WHAT NEEDS TO BE DONE → Review the material and extract every line in which the word "flux" occurs.
— START —
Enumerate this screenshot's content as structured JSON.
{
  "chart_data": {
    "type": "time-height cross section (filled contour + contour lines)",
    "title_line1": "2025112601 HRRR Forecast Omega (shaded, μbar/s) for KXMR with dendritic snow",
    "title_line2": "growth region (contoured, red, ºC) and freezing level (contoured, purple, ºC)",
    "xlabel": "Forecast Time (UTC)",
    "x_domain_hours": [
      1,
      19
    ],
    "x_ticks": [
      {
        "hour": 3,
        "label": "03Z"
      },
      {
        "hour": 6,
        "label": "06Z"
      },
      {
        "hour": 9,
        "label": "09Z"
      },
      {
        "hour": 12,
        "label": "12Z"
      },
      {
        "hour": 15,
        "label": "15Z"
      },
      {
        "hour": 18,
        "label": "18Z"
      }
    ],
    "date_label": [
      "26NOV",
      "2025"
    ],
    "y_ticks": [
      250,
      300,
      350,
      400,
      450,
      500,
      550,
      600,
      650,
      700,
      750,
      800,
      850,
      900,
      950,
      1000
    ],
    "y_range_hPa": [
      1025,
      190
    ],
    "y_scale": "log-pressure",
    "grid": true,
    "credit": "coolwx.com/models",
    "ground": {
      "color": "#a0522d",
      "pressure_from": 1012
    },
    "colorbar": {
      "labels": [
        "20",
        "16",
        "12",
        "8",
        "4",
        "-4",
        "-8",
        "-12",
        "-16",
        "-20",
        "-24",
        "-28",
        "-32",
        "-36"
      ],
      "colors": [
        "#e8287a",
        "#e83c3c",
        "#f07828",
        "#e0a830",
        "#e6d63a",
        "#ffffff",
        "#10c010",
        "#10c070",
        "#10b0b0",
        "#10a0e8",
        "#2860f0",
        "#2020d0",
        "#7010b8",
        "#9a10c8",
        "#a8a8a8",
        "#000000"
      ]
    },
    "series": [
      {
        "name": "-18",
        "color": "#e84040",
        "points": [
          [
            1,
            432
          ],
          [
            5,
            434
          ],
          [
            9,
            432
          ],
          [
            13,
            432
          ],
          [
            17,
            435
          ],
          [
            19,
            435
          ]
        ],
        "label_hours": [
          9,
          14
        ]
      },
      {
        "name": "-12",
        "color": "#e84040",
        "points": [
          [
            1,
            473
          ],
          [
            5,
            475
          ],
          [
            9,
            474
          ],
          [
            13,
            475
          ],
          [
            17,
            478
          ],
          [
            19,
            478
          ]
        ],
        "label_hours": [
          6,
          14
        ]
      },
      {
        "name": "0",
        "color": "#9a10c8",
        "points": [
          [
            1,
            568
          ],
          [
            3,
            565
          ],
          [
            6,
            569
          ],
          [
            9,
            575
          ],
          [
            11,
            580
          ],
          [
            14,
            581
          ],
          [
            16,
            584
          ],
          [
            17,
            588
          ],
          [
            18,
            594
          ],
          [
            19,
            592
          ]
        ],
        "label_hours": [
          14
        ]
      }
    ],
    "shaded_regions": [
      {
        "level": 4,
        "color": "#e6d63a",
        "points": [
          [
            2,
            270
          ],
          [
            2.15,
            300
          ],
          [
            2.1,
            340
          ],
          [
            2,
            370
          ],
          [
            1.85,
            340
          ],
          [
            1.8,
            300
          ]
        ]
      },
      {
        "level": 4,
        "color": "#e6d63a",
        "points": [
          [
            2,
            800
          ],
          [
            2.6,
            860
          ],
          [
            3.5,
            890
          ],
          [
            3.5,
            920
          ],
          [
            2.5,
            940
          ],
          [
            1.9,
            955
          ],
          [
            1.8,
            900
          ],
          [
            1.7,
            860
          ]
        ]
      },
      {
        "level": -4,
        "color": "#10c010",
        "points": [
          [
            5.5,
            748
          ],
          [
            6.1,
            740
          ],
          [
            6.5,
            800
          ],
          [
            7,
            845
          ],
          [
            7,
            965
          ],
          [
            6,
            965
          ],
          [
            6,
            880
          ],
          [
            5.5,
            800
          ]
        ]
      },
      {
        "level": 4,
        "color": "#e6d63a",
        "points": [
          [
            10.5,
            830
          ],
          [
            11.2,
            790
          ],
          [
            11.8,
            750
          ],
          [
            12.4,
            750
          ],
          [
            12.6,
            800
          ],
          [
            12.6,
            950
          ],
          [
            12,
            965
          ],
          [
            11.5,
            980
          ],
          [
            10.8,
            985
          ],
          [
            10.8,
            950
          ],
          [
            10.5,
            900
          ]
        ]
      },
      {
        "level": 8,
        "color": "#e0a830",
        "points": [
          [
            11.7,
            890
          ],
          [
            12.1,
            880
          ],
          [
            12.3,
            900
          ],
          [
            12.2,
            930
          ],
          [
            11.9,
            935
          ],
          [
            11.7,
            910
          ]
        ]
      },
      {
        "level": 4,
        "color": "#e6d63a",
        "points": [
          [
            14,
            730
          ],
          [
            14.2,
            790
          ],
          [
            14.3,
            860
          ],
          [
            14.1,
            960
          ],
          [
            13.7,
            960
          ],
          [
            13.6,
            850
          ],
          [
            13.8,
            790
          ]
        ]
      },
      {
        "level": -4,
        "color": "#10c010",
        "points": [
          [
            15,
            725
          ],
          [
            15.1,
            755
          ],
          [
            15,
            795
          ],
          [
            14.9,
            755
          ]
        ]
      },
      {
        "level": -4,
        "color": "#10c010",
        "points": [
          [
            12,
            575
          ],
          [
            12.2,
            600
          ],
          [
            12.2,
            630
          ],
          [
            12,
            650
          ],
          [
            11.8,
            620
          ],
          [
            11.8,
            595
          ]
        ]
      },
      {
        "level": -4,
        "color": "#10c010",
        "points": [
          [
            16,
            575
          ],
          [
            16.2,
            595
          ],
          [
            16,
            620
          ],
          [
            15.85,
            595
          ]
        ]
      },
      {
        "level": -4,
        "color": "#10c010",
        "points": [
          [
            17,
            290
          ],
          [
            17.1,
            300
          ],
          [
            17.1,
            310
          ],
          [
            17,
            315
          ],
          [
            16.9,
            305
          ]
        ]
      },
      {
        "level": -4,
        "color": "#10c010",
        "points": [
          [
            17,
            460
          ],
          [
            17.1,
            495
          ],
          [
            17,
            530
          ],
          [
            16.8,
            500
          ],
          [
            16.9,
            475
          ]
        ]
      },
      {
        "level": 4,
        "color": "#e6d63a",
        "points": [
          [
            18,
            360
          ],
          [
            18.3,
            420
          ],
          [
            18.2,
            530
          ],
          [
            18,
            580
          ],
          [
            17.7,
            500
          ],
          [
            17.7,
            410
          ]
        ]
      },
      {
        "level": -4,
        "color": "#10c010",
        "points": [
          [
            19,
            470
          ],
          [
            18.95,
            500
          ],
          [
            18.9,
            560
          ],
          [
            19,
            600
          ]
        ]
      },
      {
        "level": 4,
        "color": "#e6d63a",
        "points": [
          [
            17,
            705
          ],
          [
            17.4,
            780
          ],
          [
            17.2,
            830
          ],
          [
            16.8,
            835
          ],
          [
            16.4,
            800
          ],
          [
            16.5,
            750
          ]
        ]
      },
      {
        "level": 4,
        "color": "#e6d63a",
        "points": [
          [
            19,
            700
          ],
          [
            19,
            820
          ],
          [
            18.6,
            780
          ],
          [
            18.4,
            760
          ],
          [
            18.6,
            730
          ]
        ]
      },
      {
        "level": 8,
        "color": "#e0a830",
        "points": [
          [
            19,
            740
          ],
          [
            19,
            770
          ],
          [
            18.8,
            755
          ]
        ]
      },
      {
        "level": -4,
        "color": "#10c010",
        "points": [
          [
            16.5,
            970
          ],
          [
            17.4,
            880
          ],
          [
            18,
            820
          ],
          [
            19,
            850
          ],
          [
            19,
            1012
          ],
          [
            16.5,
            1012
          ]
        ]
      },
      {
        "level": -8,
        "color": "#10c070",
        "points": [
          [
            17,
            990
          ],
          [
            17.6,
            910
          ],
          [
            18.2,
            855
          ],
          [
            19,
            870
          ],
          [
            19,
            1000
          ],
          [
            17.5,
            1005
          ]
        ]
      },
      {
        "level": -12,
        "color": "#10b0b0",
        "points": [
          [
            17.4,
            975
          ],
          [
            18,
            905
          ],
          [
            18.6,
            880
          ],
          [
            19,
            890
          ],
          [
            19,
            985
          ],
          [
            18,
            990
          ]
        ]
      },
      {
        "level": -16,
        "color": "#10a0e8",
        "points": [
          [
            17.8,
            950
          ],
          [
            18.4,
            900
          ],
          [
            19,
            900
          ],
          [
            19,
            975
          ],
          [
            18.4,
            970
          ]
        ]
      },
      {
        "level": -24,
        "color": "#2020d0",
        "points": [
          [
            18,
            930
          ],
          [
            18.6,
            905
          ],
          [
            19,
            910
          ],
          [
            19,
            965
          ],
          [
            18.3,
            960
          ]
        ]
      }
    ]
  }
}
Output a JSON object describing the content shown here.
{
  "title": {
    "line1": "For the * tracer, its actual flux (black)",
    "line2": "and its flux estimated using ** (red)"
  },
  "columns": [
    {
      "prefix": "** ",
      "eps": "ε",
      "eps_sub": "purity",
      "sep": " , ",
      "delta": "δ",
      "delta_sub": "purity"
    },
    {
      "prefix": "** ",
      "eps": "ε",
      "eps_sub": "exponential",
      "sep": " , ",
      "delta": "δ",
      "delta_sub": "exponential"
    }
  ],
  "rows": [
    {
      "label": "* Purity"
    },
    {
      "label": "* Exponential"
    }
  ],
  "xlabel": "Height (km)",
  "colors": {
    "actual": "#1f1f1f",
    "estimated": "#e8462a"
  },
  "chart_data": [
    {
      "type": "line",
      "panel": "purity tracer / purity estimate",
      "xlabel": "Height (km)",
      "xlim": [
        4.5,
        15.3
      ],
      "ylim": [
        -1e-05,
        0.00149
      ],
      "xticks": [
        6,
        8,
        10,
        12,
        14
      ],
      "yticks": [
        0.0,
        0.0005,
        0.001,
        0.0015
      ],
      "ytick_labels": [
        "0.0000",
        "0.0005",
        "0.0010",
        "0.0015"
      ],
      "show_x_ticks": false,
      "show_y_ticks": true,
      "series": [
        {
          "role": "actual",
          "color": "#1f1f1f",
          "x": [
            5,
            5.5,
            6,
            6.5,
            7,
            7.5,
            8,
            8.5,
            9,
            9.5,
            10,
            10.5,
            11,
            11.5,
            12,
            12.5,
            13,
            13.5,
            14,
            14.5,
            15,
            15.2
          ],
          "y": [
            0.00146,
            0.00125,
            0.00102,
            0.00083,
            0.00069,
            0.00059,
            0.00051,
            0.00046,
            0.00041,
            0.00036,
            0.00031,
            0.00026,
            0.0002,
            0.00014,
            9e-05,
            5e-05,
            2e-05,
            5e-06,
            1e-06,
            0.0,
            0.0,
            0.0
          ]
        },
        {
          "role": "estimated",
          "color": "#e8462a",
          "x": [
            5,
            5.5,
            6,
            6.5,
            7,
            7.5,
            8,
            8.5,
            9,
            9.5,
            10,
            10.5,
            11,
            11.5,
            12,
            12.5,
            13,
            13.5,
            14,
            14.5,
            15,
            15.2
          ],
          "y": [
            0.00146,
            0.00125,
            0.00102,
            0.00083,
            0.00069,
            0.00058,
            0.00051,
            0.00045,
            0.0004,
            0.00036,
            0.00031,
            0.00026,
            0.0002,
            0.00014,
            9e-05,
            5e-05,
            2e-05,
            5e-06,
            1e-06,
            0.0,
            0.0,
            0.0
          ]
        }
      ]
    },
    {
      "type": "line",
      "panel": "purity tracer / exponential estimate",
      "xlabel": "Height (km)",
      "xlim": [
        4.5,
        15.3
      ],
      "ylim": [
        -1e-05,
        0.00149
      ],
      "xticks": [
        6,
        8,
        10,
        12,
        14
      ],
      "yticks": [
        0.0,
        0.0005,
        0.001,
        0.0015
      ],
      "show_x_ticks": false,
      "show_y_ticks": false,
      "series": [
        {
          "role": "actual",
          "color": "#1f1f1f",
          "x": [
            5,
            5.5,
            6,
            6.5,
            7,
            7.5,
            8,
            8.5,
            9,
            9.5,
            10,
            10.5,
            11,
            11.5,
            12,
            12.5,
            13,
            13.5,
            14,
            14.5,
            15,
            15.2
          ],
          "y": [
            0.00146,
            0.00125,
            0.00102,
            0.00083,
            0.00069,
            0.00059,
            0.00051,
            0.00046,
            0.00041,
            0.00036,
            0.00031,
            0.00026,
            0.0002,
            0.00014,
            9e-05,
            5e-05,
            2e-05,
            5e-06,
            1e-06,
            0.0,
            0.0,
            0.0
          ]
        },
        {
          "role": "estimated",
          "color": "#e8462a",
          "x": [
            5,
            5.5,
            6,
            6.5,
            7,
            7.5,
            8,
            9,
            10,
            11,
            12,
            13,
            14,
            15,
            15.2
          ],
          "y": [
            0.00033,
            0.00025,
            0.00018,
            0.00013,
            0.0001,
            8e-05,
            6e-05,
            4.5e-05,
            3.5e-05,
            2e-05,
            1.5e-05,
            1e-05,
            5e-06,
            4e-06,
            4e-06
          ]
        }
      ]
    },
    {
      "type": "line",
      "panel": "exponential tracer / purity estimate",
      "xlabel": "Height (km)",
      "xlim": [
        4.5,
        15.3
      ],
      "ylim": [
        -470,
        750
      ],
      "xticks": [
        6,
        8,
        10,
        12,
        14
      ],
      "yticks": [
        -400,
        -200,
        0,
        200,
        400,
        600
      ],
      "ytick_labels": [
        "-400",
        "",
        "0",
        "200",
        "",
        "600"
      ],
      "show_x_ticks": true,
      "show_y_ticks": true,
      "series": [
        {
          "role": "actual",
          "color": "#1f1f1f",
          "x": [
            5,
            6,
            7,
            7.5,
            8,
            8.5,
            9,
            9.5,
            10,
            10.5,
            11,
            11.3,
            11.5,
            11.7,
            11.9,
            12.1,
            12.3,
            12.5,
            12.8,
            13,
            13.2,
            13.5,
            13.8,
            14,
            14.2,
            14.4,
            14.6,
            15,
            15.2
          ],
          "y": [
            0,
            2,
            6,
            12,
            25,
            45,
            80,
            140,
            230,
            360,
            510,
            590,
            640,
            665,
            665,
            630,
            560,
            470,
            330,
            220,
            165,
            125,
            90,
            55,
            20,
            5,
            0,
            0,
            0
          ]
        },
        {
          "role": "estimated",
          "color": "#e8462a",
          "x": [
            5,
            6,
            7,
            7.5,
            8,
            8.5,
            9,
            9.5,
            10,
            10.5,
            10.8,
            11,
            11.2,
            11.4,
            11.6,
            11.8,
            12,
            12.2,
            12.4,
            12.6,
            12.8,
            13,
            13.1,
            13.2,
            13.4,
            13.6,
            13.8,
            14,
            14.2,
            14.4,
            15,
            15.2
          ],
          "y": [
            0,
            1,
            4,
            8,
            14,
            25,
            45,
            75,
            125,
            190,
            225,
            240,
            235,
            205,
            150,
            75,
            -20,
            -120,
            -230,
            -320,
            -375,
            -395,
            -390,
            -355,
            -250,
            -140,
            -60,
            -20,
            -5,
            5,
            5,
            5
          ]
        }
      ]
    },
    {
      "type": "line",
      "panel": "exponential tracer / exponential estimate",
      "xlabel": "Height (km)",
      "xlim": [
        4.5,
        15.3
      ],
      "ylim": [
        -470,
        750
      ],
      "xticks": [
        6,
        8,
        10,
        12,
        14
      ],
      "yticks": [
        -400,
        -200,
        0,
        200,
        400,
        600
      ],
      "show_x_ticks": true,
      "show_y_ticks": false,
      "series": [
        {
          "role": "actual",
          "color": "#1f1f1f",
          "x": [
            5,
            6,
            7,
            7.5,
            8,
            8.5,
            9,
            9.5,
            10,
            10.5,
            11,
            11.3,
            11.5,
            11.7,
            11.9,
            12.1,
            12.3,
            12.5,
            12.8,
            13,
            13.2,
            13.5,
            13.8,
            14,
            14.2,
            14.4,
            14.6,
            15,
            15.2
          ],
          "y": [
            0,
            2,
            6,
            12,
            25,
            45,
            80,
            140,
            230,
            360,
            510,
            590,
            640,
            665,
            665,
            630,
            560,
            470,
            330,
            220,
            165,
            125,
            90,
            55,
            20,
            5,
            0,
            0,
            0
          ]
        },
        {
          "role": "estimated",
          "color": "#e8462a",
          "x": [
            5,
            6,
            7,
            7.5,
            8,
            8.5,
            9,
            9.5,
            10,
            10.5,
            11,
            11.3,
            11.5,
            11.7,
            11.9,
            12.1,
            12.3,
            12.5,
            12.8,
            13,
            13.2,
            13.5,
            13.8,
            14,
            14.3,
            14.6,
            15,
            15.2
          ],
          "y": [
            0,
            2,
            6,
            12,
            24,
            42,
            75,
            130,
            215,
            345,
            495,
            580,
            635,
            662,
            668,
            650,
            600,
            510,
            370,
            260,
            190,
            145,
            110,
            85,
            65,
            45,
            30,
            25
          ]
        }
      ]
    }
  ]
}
— END —
CORRECT ANSWER →
    "line1": "For the * tracer, its actual flux (black)",
    "line2": "and its flux estimated using ** (red)"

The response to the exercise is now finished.